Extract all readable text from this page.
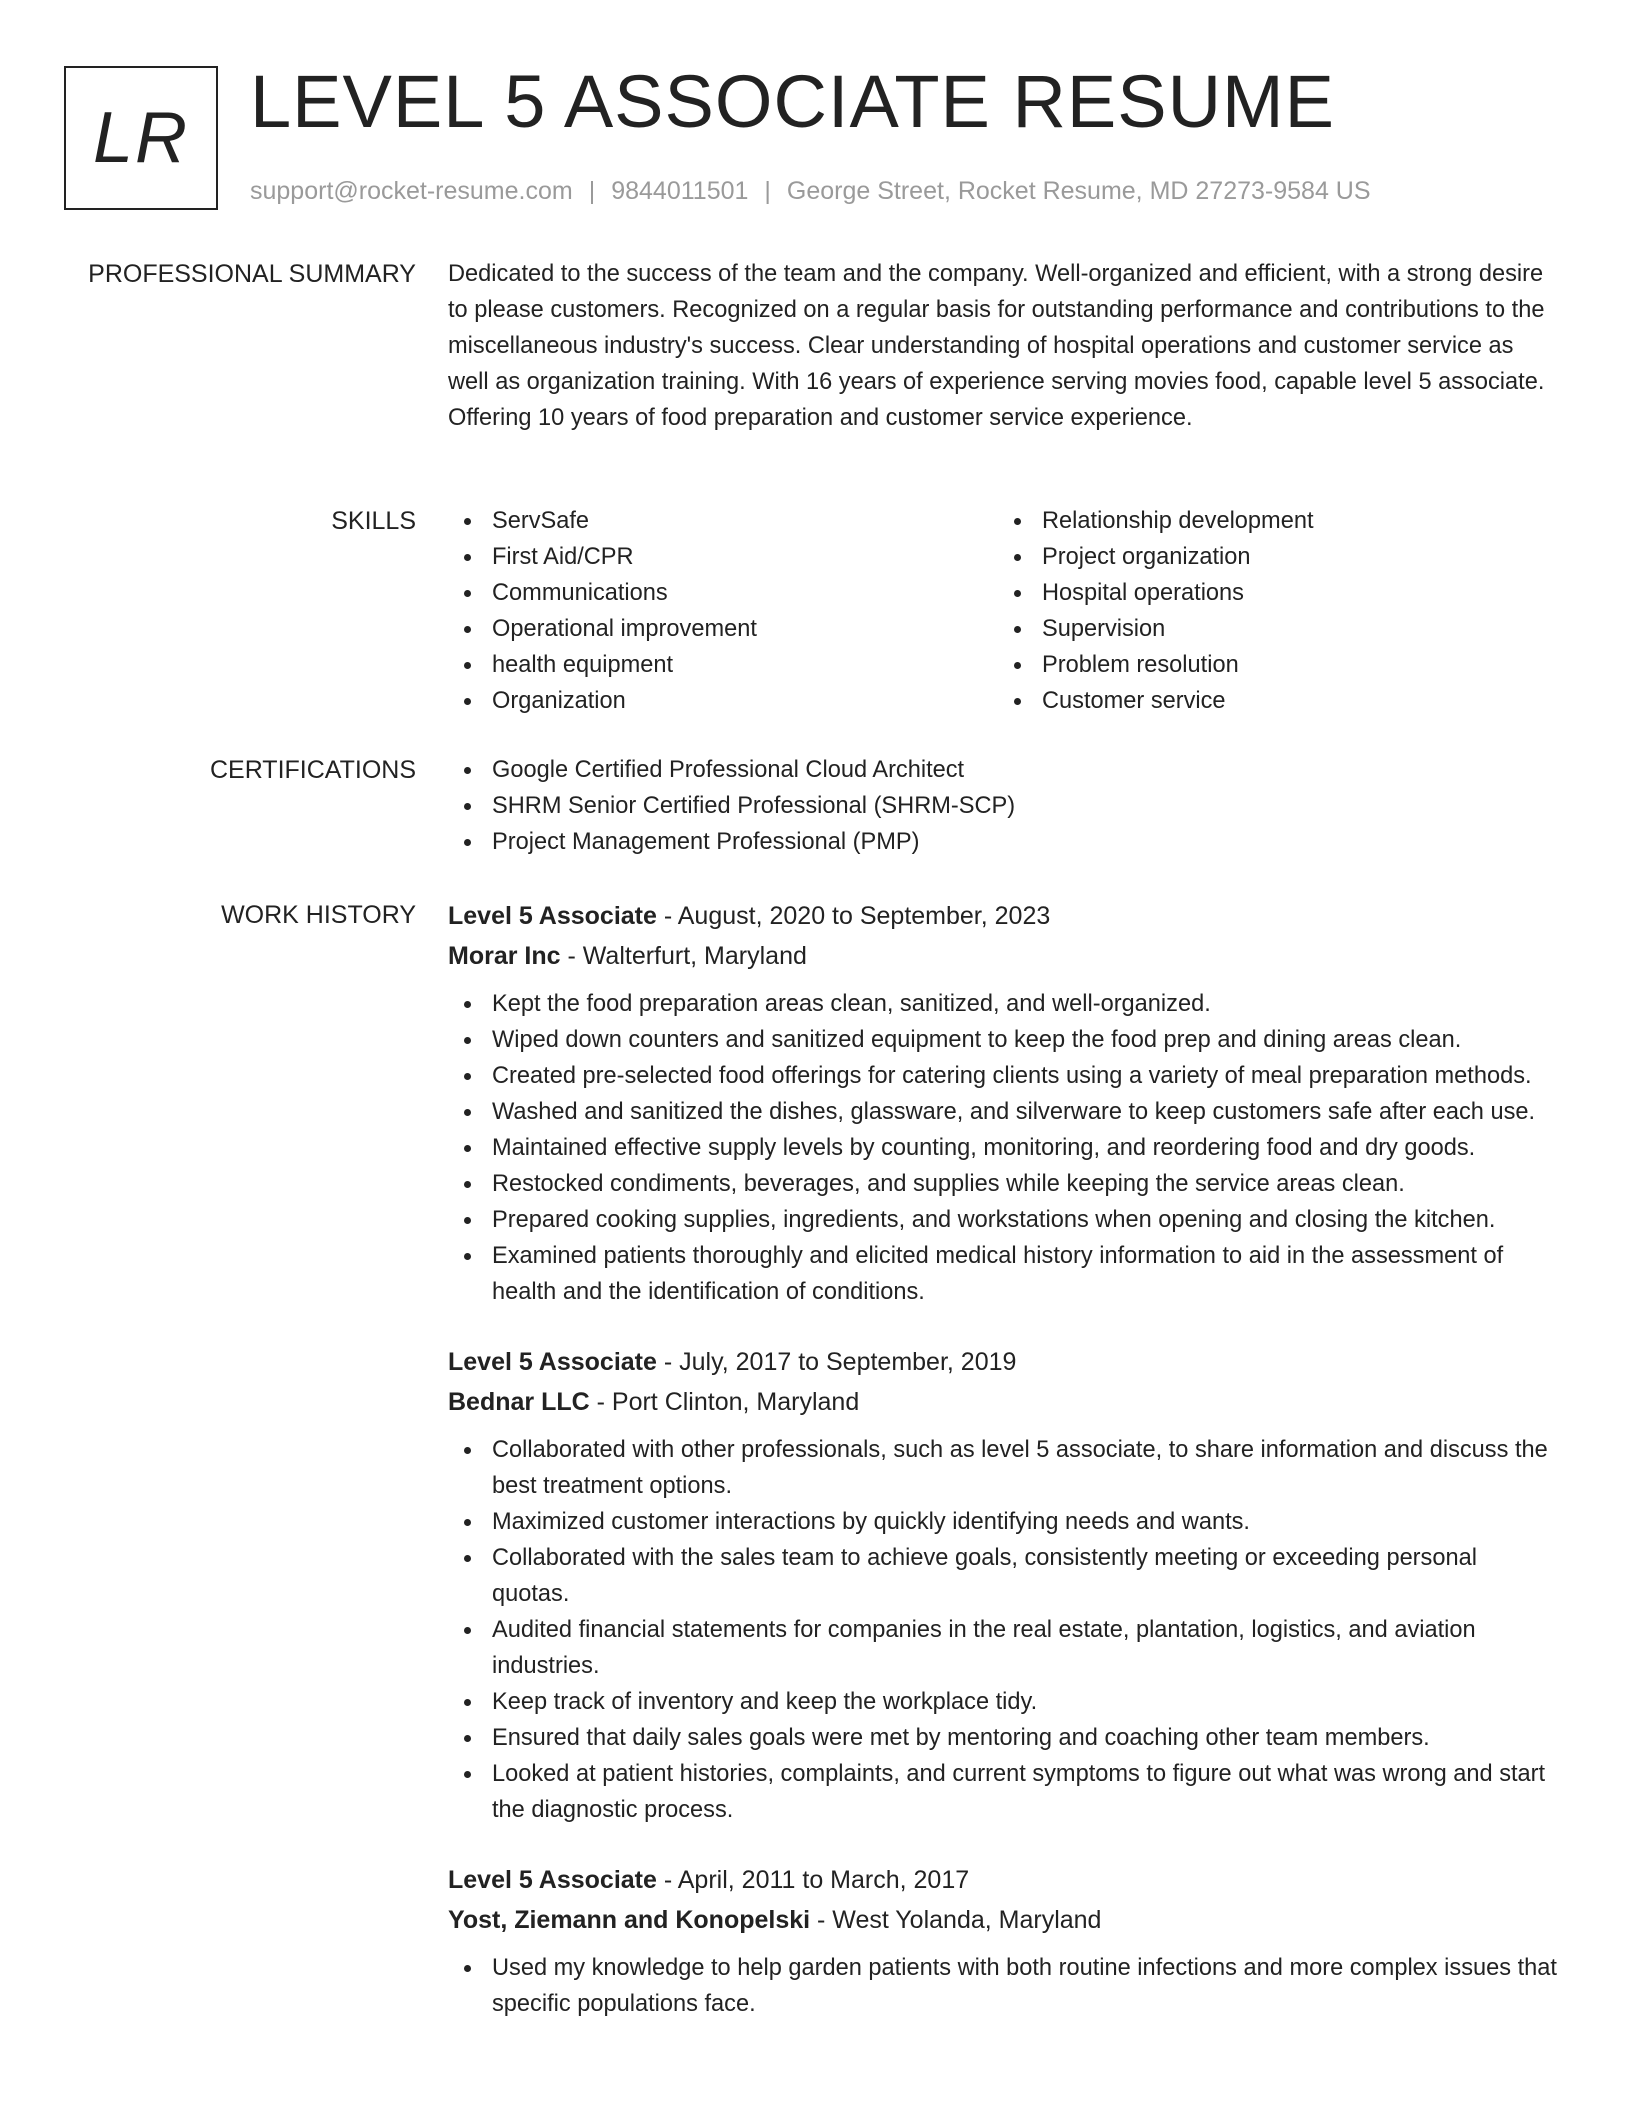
LR LEVEL 5 ASSOCIATE RESUME
support@rocket-resume.com | 9844011501 | George Street, Rocket Resume, MD 27273-9584 US
PROFESSIONAL SUMMARY Dedicated to the success of the team and the company. Well-organized and efficient, with a strong desire to please customers. Recognized on a regular basis for outstanding performance and contributions to the miscellaneous industry's success. Clear understanding of hospital operations and customer service as well as organization training. With 16 years of experience serving movies food, capable level 5 associate. Offering 10 years of food preparation and customer service experience.
SKILLS	ServSafe
First Aid/CPR
Communications
Operational improvement
health equipment
Organization
Relationship development
Project organization
Hospital operations
Supervision
Problem resolution
Customer service
CERTIFICATIONS	Google Certified Professional Cloud Architect
SHRM Senior Certified Professional (SHRM-SCP)
Project Management Professional (PMP)
WORK HISTORY Level 5 Associate - August, 2020 to September, 2023
Morar Inc - Walterfurt, Maryland
Kept the food preparation areas clean, sanitized, and well-organized.
Wiped down counters and sanitized equipment to keep the food prep and dining areas clean.
Created pre-selected food offerings for catering clients using a variety of meal preparation methods.
Washed and sanitized the dishes, glassware, and silverware to keep customers safe after each use.
Maintained effective supply levels by counting, monitoring, and reordering food and dry goods.
Restocked condiments, beverages, and supplies while keeping the service areas clean.
Prepared cooking supplies, ingredients, and workstations when opening and closing the kitchen.
Examined patients thoroughly and elicited medical history information to aid in the assessment of health and the identification of conditions.
Level 5 Associate - July, 2017 to September, 2019
Bednar LLC - Port Clinton, Maryland
Collaborated with other professionals, such as level 5 associate, to share information and discuss the best treatment options.
Maximized customer interactions by quickly identifying needs and wants.
Collaborated with the sales team to achieve goals, consistently meeting or exceeding personal quotas.
Audited financial statements for companies in the real estate, plantation, logistics, and aviation industries.
Keep track of inventory and keep the workplace tidy.
Ensured that daily sales goals were met by mentoring and coaching other team members.
Looked at patient histories, complaints, and current symptoms to figure out what was wrong and start the diagnostic process.
Level 5 Associate - April, 2011 to March, 2017
Yost, Ziemann and Konopelski - West Yolanda, Maryland
Used my knowledge to help garden patients with both routine infections and more complex issues that specific populations face.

· · · · · · ·

§ Work to complete
Within the listing above, find every line containing the string "goals" and return it.

§ Solution to this task
Collaborated with the sales team to achieve goals, consistently meeting or exceeding personal quotas.
Ensured that daily sales goals were met by mentoring and coaching other team members.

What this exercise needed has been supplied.